- [What you will do]
Repeat each entry in full, exactly.

- [Stored records]
[Start]

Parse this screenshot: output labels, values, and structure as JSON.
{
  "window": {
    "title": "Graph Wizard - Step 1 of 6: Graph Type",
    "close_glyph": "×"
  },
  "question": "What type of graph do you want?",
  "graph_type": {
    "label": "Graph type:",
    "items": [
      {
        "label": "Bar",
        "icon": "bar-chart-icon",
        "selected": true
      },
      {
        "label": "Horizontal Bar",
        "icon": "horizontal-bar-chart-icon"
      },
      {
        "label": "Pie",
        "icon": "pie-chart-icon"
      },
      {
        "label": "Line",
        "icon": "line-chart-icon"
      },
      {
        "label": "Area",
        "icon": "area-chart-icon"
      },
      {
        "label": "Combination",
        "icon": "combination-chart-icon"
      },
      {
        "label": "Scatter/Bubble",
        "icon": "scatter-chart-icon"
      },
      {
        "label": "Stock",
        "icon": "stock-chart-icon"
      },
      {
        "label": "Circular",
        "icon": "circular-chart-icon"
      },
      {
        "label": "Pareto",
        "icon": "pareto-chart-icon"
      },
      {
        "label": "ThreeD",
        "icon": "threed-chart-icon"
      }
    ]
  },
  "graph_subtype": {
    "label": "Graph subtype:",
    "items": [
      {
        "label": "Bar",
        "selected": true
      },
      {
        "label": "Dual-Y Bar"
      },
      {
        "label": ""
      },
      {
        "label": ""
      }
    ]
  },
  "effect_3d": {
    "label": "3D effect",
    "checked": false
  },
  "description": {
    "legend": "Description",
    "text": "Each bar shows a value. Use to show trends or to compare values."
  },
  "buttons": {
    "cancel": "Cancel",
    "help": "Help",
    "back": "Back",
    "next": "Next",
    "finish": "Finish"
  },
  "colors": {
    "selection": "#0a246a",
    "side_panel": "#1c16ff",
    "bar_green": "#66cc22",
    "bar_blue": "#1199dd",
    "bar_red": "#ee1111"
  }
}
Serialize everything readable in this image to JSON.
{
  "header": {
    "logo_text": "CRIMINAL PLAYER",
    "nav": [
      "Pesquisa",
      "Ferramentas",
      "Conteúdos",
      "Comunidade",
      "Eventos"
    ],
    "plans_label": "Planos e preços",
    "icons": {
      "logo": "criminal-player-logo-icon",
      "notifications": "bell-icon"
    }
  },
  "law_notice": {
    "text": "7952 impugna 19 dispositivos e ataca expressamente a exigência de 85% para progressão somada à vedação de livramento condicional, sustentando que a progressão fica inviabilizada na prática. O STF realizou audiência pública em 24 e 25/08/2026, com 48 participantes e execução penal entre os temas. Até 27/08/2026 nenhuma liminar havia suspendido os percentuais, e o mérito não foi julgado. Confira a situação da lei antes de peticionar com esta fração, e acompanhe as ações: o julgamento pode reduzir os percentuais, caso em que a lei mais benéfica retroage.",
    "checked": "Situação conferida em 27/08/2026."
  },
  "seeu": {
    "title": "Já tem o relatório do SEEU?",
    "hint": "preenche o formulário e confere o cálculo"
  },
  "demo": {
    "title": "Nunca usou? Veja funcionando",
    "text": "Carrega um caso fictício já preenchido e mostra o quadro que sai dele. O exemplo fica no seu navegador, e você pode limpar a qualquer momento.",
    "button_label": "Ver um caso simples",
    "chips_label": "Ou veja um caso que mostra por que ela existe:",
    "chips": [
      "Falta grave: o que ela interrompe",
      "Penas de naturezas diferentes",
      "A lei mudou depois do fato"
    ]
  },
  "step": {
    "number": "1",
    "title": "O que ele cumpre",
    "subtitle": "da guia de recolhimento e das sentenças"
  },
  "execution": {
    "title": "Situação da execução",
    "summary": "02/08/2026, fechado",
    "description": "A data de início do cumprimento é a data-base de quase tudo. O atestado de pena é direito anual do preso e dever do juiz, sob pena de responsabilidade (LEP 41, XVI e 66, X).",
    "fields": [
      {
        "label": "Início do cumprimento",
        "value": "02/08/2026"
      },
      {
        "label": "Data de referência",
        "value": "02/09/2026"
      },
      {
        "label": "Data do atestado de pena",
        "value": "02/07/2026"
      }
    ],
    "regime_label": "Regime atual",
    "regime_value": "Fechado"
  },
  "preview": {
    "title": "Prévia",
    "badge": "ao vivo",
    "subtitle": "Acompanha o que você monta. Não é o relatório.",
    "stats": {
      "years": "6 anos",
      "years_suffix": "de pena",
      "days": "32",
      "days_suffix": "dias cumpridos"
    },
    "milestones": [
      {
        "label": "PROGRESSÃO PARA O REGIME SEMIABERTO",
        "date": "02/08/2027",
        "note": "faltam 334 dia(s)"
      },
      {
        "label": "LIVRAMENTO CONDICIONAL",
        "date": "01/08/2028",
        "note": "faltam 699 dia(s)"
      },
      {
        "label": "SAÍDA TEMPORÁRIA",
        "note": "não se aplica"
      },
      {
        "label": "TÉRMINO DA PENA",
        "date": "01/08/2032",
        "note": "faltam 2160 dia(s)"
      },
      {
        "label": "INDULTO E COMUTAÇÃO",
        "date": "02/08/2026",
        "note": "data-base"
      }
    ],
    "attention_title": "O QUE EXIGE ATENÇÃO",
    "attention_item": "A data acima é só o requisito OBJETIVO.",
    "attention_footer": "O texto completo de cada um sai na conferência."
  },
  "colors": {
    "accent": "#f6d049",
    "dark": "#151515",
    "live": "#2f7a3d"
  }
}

[End]

- [Written reply]
Parse this screenshot: output labels, values, and structure as JSON.
{
  "window": {
    "title": "Graph Wizard - Step 1 of 6: Graph Type",
    "close_glyph": "×"
  },
  "question": "What type of graph do you want?",
  "graph_type": {
    "label": "Graph type:",
    "items": [
      {
        "label": "Bar",
        "icon": "bar-chart-icon",
        "selected": true
      },
      {
        "label": "Horizontal Bar",
        "icon": "horizontal-bar-chart-icon"
      },
      {
        "label": "Pie",
        "icon": "pie-chart-icon"
      },
      {
        "label": "Line",
        "icon": "line-chart-icon"
      },
      {
        "label": "Area",
        "icon": "area-chart-icon"
      },
      {
        "label": "Combination",
        "icon": "combination-chart-icon"
      },
      {
        "label": "Scatter/Bubble",
        "icon": "scatter-chart-icon"
      },
      {
        "label": "Stock",
        "icon": "stock-chart-icon"
      },
      {
        "label": "Circular",
        "icon": "circular-chart-icon"
      },
      {
        "label": "Pareto",
        "icon": "pareto-chart-icon"
      },
      {
        "label": "ThreeD",
        "icon": "threed-chart-icon"
      }
    ]
  },
  "graph_subtype": {
    "label": "Graph subtype:",
    "items": [
      {
        "label": "Bar",
        "selected": true
      },
      {
        "label": "Dual-Y Bar"
      },
      {
        "label": ""
      },
      {
        "label": ""
      }
    ]
  },
  "effect_3d": {
    "label": "3D effect",
    "checked": false
  },
  "description": {
    "legend": "Description",
    "text": "Each bar shows a value. Use to show trends or to compare values."
  },
  "buttons": {
    "cancel": "Cancel",
    "help": "Help",
    "back": "Back",
    "next": "Next",
    "finish": "Finish"
  },
  "colors": {
    "selection": "#0a246a",
    "side_panel": "#1c16ff",
    "bar_green": "#66cc22",
    "bar_blue": "#1199dd",
    "bar_red": "#ee1111"
  }
}
Serialize everything readable in this image to JSON.
{
  "header": {
    "logo_text": "CRIMINAL PLAYER",
    "nav": [
      "Pesquisa",
      "Ferramentas",
      "Conteúdos",
      "Comunidade",
      "Eventos"
    ],
    "plans_label": "Planos e preços",
    "icons": {
      "logo": "criminal-player-logo-icon",
      "notifications": "bell-icon"
    }
  },
  "law_notice": {
    "text": "7952 impugna 19 dispositivos e ataca expressamente a exigência de 85% para progressão somada à vedação de livramento condicional, sustentando que a progressão fica inviabilizada na prática. O STF realizou audiência pública em 24 e 25/08/2026, com 48 participantes e execução penal entre os temas. Até 27/08/2026 nenhuma liminar havia suspendido os percentuais, e o mérito não foi julgado. Confira a situação da lei antes de peticionar com esta fração, e acompanhe as ações: o julgamento pode reduzir os percentuais, caso em que a lei mais benéfica retroage.",
    "checked": "Situação conferida em 27/08/2026."
  },
  "seeu": {
    "title": "Já tem o relatório do SEEU?",
    "hint": "preenche o formulário e confere o cálculo"
  },
  "demo": {
    "title": "Nunca usou? Veja funcionando",
    "text": "Carrega um caso fictício já preenchido e mostra o quadro que sai dele. O exemplo fica no seu navegador, e você pode limpar a qualquer momento.",
    "button_label": "Ver um caso simples",
    "chips_label": "Ou veja um caso que mostra por que ela existe:",
    "chips": [
      "Falta grave: o que ela interrompe",
      "Penas de naturezas diferentes",
      "A lei mudou depois do fato"
    ]
  },
  "step": {
    "number": "1",
    "title": "O que ele cumpre",
    "subtitle": "da guia de recolhimento e das sentenças"
  },
  "execution": {
    "title": "Situação da execução",
    "summary": "02/08/2026, fechado",
    "description": "A data de início do cumprimento é a data-base de quase tudo. O atestado de pena é direito anual do preso e dever do juiz, sob pena de responsabilidade (LEP 41, XVI e 66, X).",
    "fields": [
      {
        "label": "Início do cumprimento",
        "value": "02/08/2026"
      },
      {
        "label": "Data de referência",
        "value": "02/09/2026"
      },
      {
        "label": "Data do atestado de pena",
        "value": "02/07/2026"
      }
    ],
    "regime_label": "Regime atual",
    "regime_value": "Fechado"
  },
  "preview": {
    "title": "Prévia",
    "badge": "ao vivo",
    "subtitle": "Acompanha o que você monta. Não é o relatório.",
    "stats": {
      "years": "6 anos",
      "years_suffix": "de pena",
      "days": "32",
      "days_suffix": "dias cumpridos"
    },
    "milestones": [
      {
        "label": "PROGRESSÃO PARA O REGIME SEMIABERTO",
        "date": "02/08/2027",
        "note": "faltam 334 dia(s)"
      },
      {
        "label": "LIVRAMENTO CONDICIONAL",
        "date": "01/08/2028",
        "note": "faltam 699 dia(s)"
      },
      {
        "label": "SAÍDA TEMPORÁRIA",
        "note": "não se aplica"
      },
      {
        "label": "TÉRMINO DA PENA",
        "date": "01/08/2032",
        "note": "faltam 2160 dia(s)"
      },
      {
        "label": "INDULTO E COMUTAÇÃO",
        "date": "02/08/2026",
        "note": "data-base"
      }
    ],
    "attention_title": "O QUE EXIGE ATENÇÃO",
    "attention_item": "A data acima é só o requisito OBJETIVO.",
    "attention_footer": "O texto completo de cada um sai na conferência."
  },
  "colors": {
    "accent": "#f6d049",
    "dark": "#151515",
    "live": "#2f7a3d"
  }
}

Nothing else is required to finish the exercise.